Your instructions: Without the images, write out all of the following entries exactly.

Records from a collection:
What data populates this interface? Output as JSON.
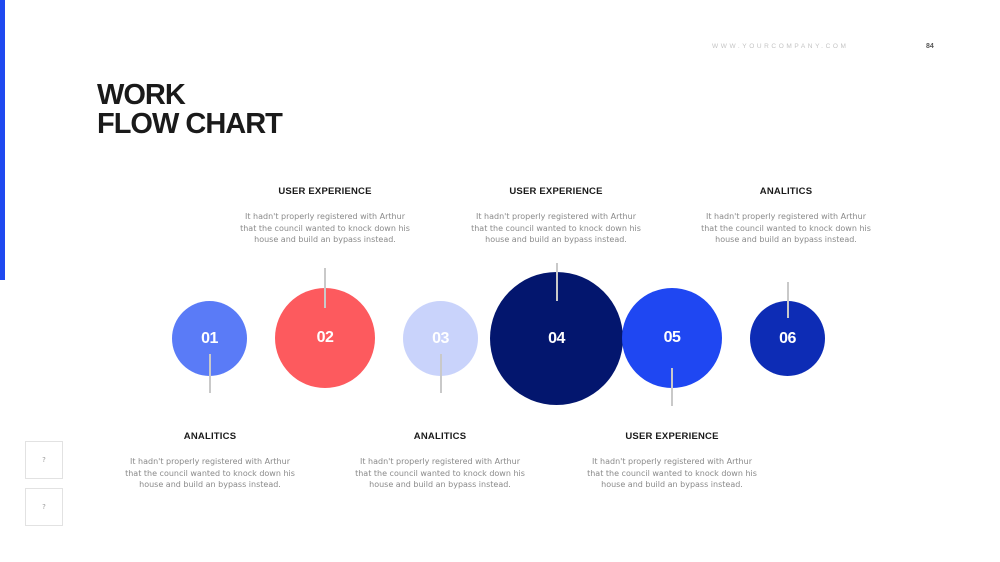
{
  "header": {
    "site_url": "WWW.YOURCOMPANY.COM",
    "page_number": "84"
  },
  "title": {
    "line1": "WORK",
    "line2": "FLOW CHART"
  },
  "steps": [
    {
      "number": "01",
      "color": "#5a7bf7",
      "heading": "ANALITICS",
      "text": "It hadn't properly registered with Arthur that the council wanted to knock down his house and build an bypass instead."
    },
    {
      "number": "02",
      "color": "#fd5a5e",
      "heading": "USER EXPERIENCE",
      "text": "It hadn't properly registered with Arthur that the council wanted to knock down his house and build an bypass instead."
    },
    {
      "number": "03",
      "color": "#c9d3fb",
      "heading": "ANALITICS",
      "text": "It hadn't properly registered with Arthur that the council wanted to knock down his house and build an bypass instead."
    },
    {
      "number": "04",
      "color": "#03166e",
      "heading": "USER EXPERIENCE",
      "text": "It hadn't properly registered with Arthur that the council wanted to knock down his house and build an bypass instead."
    },
    {
      "number": "05",
      "color": "#1f47f2",
      "heading": "USER EXPERIENCE",
      "text": "It hadn't properly registered with Arthur that the council wanted to knock down his house and build an bypass instead."
    },
    {
      "number": "06",
      "color": "#0d2cb5",
      "heading": "ANALITICS",
      "text": "It hadn't properly registered with Arthur that the council wanted to knock down his house and build an bypass instead."
    }
  ],
  "nav": {
    "prev_icon": "missing-glyph-icon",
    "next_icon": "missing-glyph-icon",
    "prev_glyph": "?",
    "next_glyph": "?"
  },
  "colors": {
    "accent": "#1f49f0",
    "title": "#1a1a1a",
    "body_text": "#8a8a8a",
    "connector": "#c9c9c9"
  }
}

Answer to the task:
What data populates this interface? Output as JSON.
{
  "header": {
    "site_url": "WWW.YOURCOMPANY.COM",
    "page_number": "84"
  },
  "title": {
    "line1": "WORK",
    "line2": "FLOW CHART"
  },
  "steps": [
    {
      "number": "01",
      "color": "#5a7bf7",
      "heading": "ANALITICS",
      "text": "It hadn't properly registered with Arthur that the council wanted to knock down his house and build an bypass instead."
    },
    {
      "number": "02",
      "color": "#fd5a5e",
      "heading": "USER EXPERIENCE",
      "text": "It hadn't properly registered with Arthur that the council wanted to knock down his house and build an bypass instead."
    },
    {
      "number": "03",
      "color": "#c9d3fb",
      "heading": "ANALITICS",
      "text": "It hadn't properly registered with Arthur that the council wanted to knock down his house and build an bypass instead."
    },
    {
      "number": "04",
      "color": "#03166e",
      "heading": "USER EXPERIENCE",
      "text": "It hadn't properly registered with Arthur that the council wanted to knock down his house and build an bypass instead."
    },
    {
      "number": "05",
      "color": "#1f47f2",
      "heading": "USER EXPERIENCE",
      "text": "It hadn't properly registered with Arthur that the council wanted to knock down his house and build an bypass instead."
    },
    {
      "number": "06",
      "color": "#0d2cb5",
      "heading": "ANALITICS",
      "text": "It hadn't properly registered with Arthur that the council wanted to knock down his house and build an bypass instead."
    }
  ],
  "nav": {
    "prev_icon": "missing-glyph-icon",
    "next_icon": "missing-glyph-icon",
    "prev_glyph": "?",
    "next_glyph": "?"
  },
  "colors": {
    "accent": "#1f49f0",
    "title": "#1a1a1a",
    "body_text": "#8a8a8a",
    "connector": "#c9c9c9"
  }
}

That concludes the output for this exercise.